**EXERCISE DETAILS**. Reproduce the listing exactly and skip over any pictures.

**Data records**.

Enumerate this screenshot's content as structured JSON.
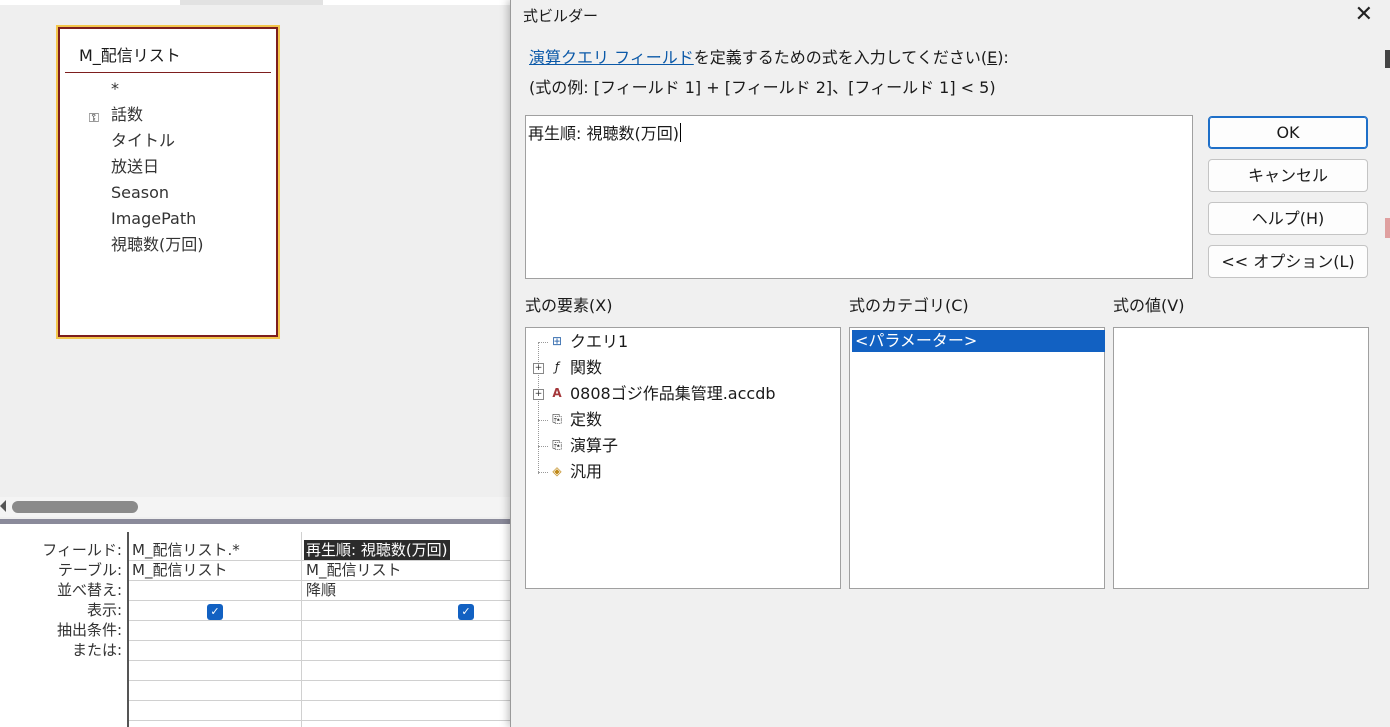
{
  "designer": {
    "table": {
      "title": "M_配信リスト",
      "fields": [
        "*",
        "話数",
        "タイトル",
        "放送日",
        "Season",
        "ImagePath",
        "視聴数(万回)"
      ]
    },
    "grid": {
      "row_labels": [
        "フィールド:",
        "テーブル:",
        "並べ替え:",
        "表示:",
        "抽出条件:",
        "または:"
      ],
      "col1": {
        "field": "M_配信リスト.*",
        "table": "M_配信リスト",
        "sort": "",
        "show": true
      },
      "col2": {
        "field": "再生順: 視聴数(万回)",
        "table": "M_配信リスト",
        "sort": "降順",
        "show": true
      }
    }
  },
  "dialog": {
    "title": "式ビルダー",
    "prompt_link": "演算クエリ フィールド",
    "prompt_mid": "を定義するための式を入力してください(",
    "prompt_key": "E",
    "prompt_end": "):",
    "example": "(式の例: [フィールド 1] + [フィールド 2]、[フィールド 1] < 5)",
    "expression": "再生順: 視聴数(万回)",
    "buttons": {
      "ok": "OK",
      "cancel": "キャンセル",
      "help": "ヘルプ(H)",
      "options": "<< オプション(L)"
    },
    "elements_label": "式の要素(X)",
    "categories_label": "式のカテゴリ(C)",
    "values_label": "式の値(V)",
    "elements": [
      {
        "label": "クエリ1",
        "icon": "query-icon",
        "expandable": false
      },
      {
        "label": "関数",
        "icon": "function-icon",
        "expandable": true
      },
      {
        "label": "0808ゴジ作品集管理.accdb",
        "icon": "access-db-icon",
        "expandable": true
      },
      {
        "label": "定数",
        "icon": "constants-icon",
        "expandable": false
      },
      {
        "label": "演算子",
        "icon": "operators-icon",
        "expandable": false
      },
      {
        "label": "汎用",
        "icon": "common-expressions-icon",
        "expandable": false
      }
    ],
    "categories": [
      "<パラメーター>"
    ]
  }
}
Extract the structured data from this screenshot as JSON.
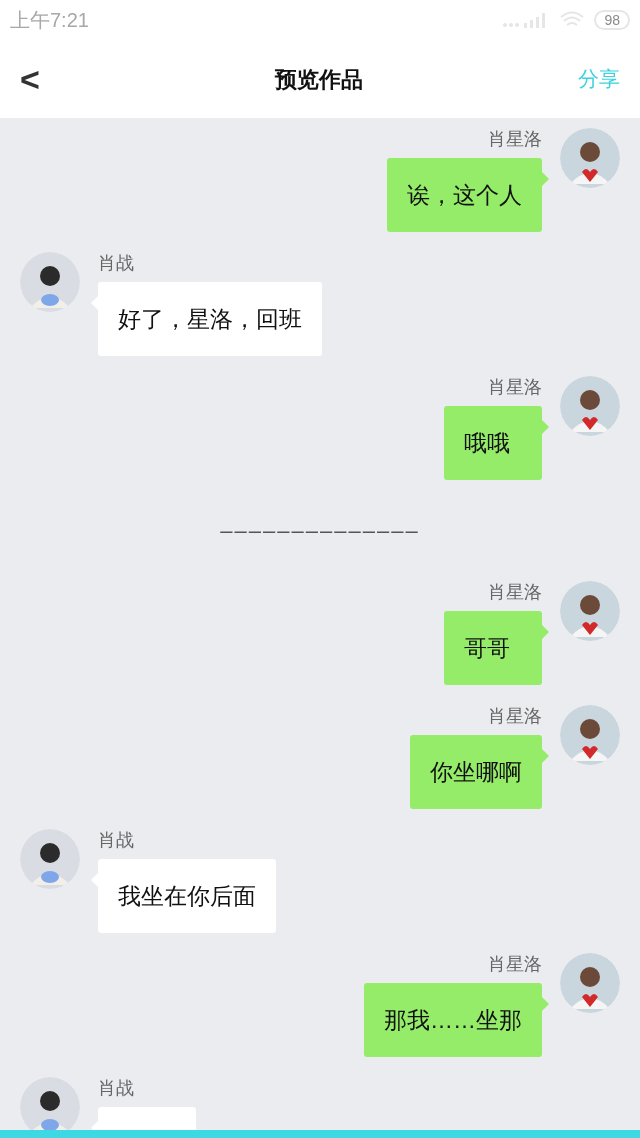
{
  "status_bar": {
    "time": "上午7:21",
    "battery": "98"
  },
  "nav": {
    "back": "<",
    "title": "预览作品",
    "action": "分享"
  },
  "messages": [
    {
      "kind": "sent",
      "name": "肖星洛",
      "text": "诶，这个人"
    },
    {
      "kind": "received",
      "name": "肖战",
      "text": "好了，星洛，回班"
    },
    {
      "kind": "sent",
      "name": "肖星洛",
      "text": "哦哦"
    },
    {
      "kind": "divider",
      "text": "––––––––––––––"
    },
    {
      "kind": "sent",
      "name": "肖星洛",
      "text": "哥哥"
    },
    {
      "kind": "sent",
      "name": "肖星洛",
      "text": "你坐哪啊"
    },
    {
      "kind": "received",
      "name": "肖战",
      "text": "我坐在你后面"
    },
    {
      "kind": "sent",
      "name": "肖星洛",
      "text": "那我……坐那"
    },
    {
      "kind": "received",
      "name": "肖战"
    }
  ]
}
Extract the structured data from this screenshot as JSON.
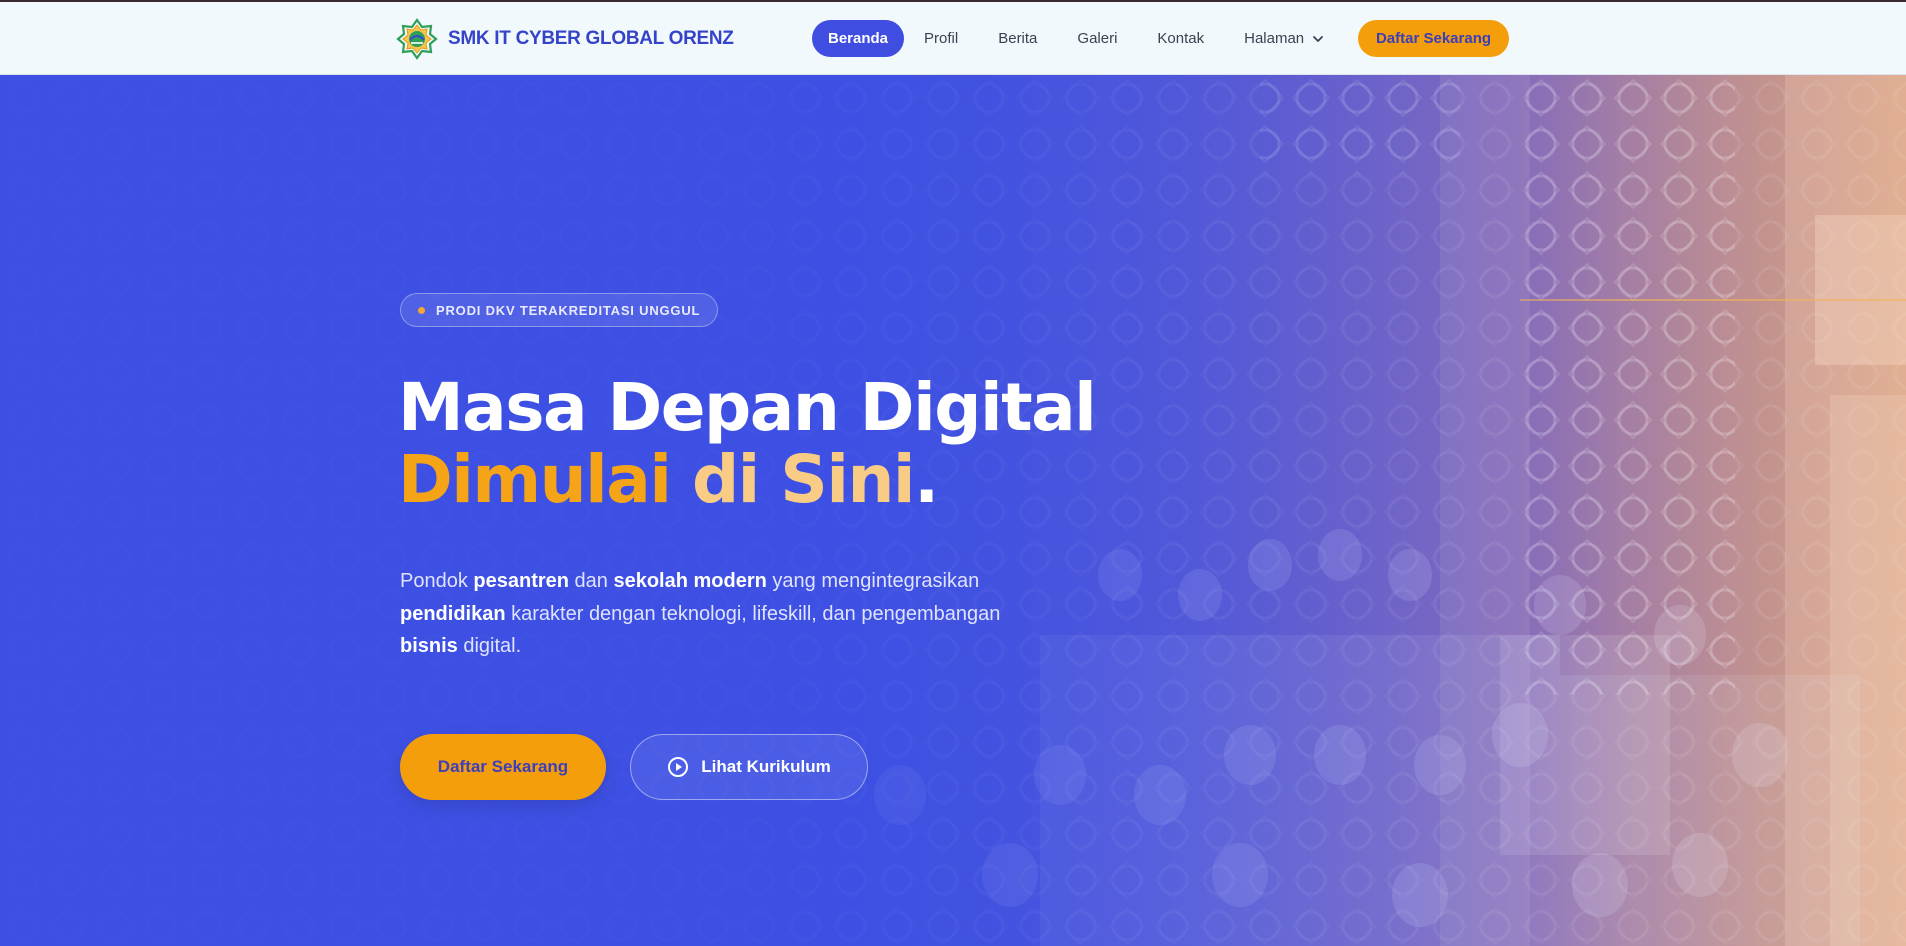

**THE REPLY**.
Enumerate this screenshot's content as structured JSON.
{
  "designer": {
    "table": {
      "title": "M_配信リスト",
      "fields": [
        "*",
        "話数",
        "タイトル",
        "放送日",
        "Season",
        "ImagePath",
        "視聴数(万回)"
      ]
    },
    "grid": {
      "row_labels": [
        "フィールド:",
        "テーブル:",
        "並べ替え:",
        "表示:",
        "抽出条件:",
        "または:"
      ],
      "col1": {
        "field": "M_配信リスト.*",
        "table": "M_配信リスト",
        "sort": "",
        "show": true
      },
      "col2": {
        "field": "再生順: 視聴数(万回)",
        "table": "M_配信リスト",
        "sort": "降順",
        "show": true
      }
    }
  },
  "dialog": {
    "title": "式ビルダー",
    "prompt_link": "演算クエリ フィールド",
    "prompt_mid": "を定義するための式を入力してください(",
    "prompt_key": "E",
    "prompt_end": "):",
    "example": "(式の例: [フィールド 1] + [フィールド 2]、[フィールド 1] < 5)",
    "expression": "再生順: 視聴数(万回)",
    "buttons": {
      "ok": "OK",
      "cancel": "キャンセル",
      "help": "ヘルプ(H)",
      "options": "<< オプション(L)"
    },
    "elements_label": "式の要素(X)",
    "categories_label": "式のカテゴリ(C)",
    "values_label": "式の値(V)",
    "elements": [
      {
        "label": "クエリ1",
        "icon": "query-icon",
        "expandable": false
      },
      {
        "label": "関数",
        "icon": "function-icon",
        "expandable": true
      },
      {
        "label": "0808ゴジ作品集管理.accdb",
        "icon": "access-db-icon",
        "expandable": true
      },
      {
        "label": "定数",
        "icon": "constants-icon",
        "expandable": false
      },
      {
        "label": "演算子",
        "icon": "operators-icon",
        "expandable": false
      },
      {
        "label": "汎用",
        "icon": "common-expressions-icon",
        "expandable": false
      }
    ],
    "categories": [
      "<パラメーター>"
    ]
  }
}
Extract the structured data from this screenshot as JSON.
{
  "status_bar": {
    "time": "上午7:21",
    "battery": "98"
  },
  "nav": {
    "back": "<",
    "title": "预览作品",
    "action": "分享"
  },
  "messages": [
    {
      "kind": "sent",
      "name": "肖星洛",
      "text": "诶，这个人"
    },
    {
      "kind": "received",
      "name": "肖战",
      "text": "好了，星洛，回班"
    },
    {
      "kind": "sent",
      "name": "肖星洛",
      "text": "哦哦"
    },
    {
      "kind": "divider",
      "text": "––––––––––––––"
    },
    {
      "kind": "sent",
      "name": "肖星洛",
      "text": "哥哥"
    },
    {
      "kind": "sent",
      "name": "肖星洛",
      "text": "你坐哪啊"
    },
    {
      "kind": "received",
      "name": "肖战",
      "text": "我坐在你后面"
    },
    {
      "kind": "sent",
      "name": "肖星洛",
      "text": "那我……坐那"
    },
    {
      "kind": "received",
      "name": "肖战"
    }
  ]
}
Extract the structured data from this screenshot as JSON.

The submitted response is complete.